** begin SOURCE RECORDS **
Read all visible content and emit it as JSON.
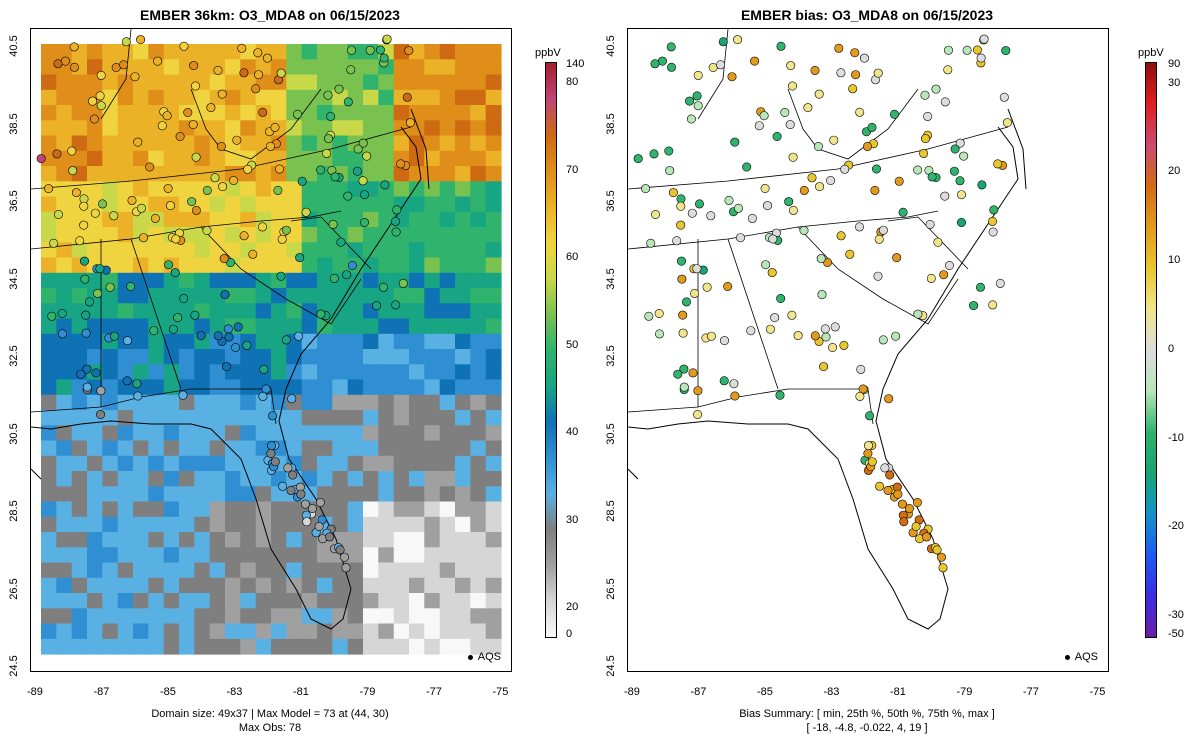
{
  "left_panel": {
    "title": "EMBER 36km: O3_MDA8 on 06/15/2023",
    "footer_line1": "Domain size: 49x37 | Max Model = 73 at (44, 30)",
    "footer_line2": "Max Obs: 78",
    "legend_label": "AQS",
    "colorbar": {
      "unit": "ppbV",
      "ticks": [
        "140",
        "80",
        "70",
        "60",
        "50",
        "40",
        "30",
        "20",
        "0"
      ]
    }
  },
  "right_panel": {
    "title": "EMBER bias: O3_MDA8 on 06/15/2023",
    "footer_line1": "Bias Summary: [ min, 25th %, 50th %, 75th %, max ]",
    "footer_line2": "[ -18,   -4.8,   -0.022,   4,   19 ]",
    "legend_label": "AQS",
    "colorbar": {
      "unit": "ppbV",
      "ticks": [
        "90",
        "30",
        "20",
        "10",
        "0",
        "-10",
        "-20",
        "-30",
        "-50"
      ]
    }
  },
  "axes": {
    "x_ticks": [
      "-89",
      "-87",
      "-85",
      "-83",
      "-81",
      "-79",
      "-77",
      "-75"
    ],
    "y_ticks": [
      "40.5",
      "38.5",
      "36.5",
      "34.5",
      "32.5",
      "30.5",
      "28.5",
      "26.5",
      "24.5"
    ]
  },
  "colors": {
    "ozone_scale": [
      "#f8f8f8",
      "#d6d6d6",
      "#a0a0a0",
      "#7f7f7f",
      "#59b0e3",
      "#2f8fd2",
      "#0f72b5",
      "#17a583",
      "#2fb36d",
      "#79c24f",
      "#c9d848",
      "#f0d43f",
      "#ebb227",
      "#e08e1a",
      "#cd6a12",
      "#c1447a",
      "#a41e2e"
    ],
    "bias_scale": [
      "#6a1fa8",
      "#3b2ee0",
      "#1f5bf0",
      "#1493c9",
      "#16a573",
      "#2fb36d",
      "#b8e6b8",
      "#dcdcdc",
      "#f0e58a",
      "#e8c72e",
      "#e39a1c",
      "#d26d14",
      "#c84c70",
      "#e02020",
      "#8f1010"
    ]
  }
}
** end SOURCE RECORDS **
TASK GOAL ::
Pictures in the records above should not be copied. Repeat everything else exactly.

TASK RESPONSE ::
Read all visible content and emit it as JSON.
{
  "left_panel": {
    "title": "EMBER 36km: O3_MDA8 on 06/15/2023",
    "footer_line1": "Domain size: 49x37 | Max Model = 73 at (44, 30)",
    "footer_line2": "Max Obs: 78",
    "legend_label": "AQS",
    "colorbar": {
      "unit": "ppbV",
      "ticks": [
        "140",
        "80",
        "70",
        "60",
        "50",
        "40",
        "30",
        "20",
        "0"
      ]
    }
  },
  "right_panel": {
    "title": "EMBER bias: O3_MDA8 on 06/15/2023",
    "footer_line1": "Bias Summary: [ min, 25th %, 50th %, 75th %, max ]",
    "footer_line2": "[ -18,   -4.8,   -0.022,   4,   19 ]",
    "legend_label": "AQS",
    "colorbar": {
      "unit": "ppbV",
      "ticks": [
        "90",
        "30",
        "20",
        "10",
        "0",
        "-10",
        "-20",
        "-30",
        "-50"
      ]
    }
  },
  "axes": {
    "x_ticks": [
      "-89",
      "-87",
      "-85",
      "-83",
      "-81",
      "-79",
      "-77",
      "-75"
    ],
    "y_ticks": [
      "40.5",
      "38.5",
      "36.5",
      "34.5",
      "32.5",
      "30.5",
      "28.5",
      "26.5",
      "24.5"
    ]
  },
  "colors": {
    "ozone_scale": [
      "#f8f8f8",
      "#d6d6d6",
      "#a0a0a0",
      "#7f7f7f",
      "#59b0e3",
      "#2f8fd2",
      "#0f72b5",
      "#17a583",
      "#2fb36d",
      "#79c24f",
      "#c9d848",
      "#f0d43f",
      "#ebb227",
      "#e08e1a",
      "#cd6a12",
      "#c1447a",
      "#a41e2e"
    ],
    "bias_scale": [
      "#6a1fa8",
      "#3b2ee0",
      "#1f5bf0",
      "#1493c9",
      "#16a573",
      "#2fb36d",
      "#b8e6b8",
      "#dcdcdc",
      "#f0e58a",
      "#e8c72e",
      "#e39a1c",
      "#d26d14",
      "#c84c70",
      "#e02020",
      "#8f1010"
    ]
  }
}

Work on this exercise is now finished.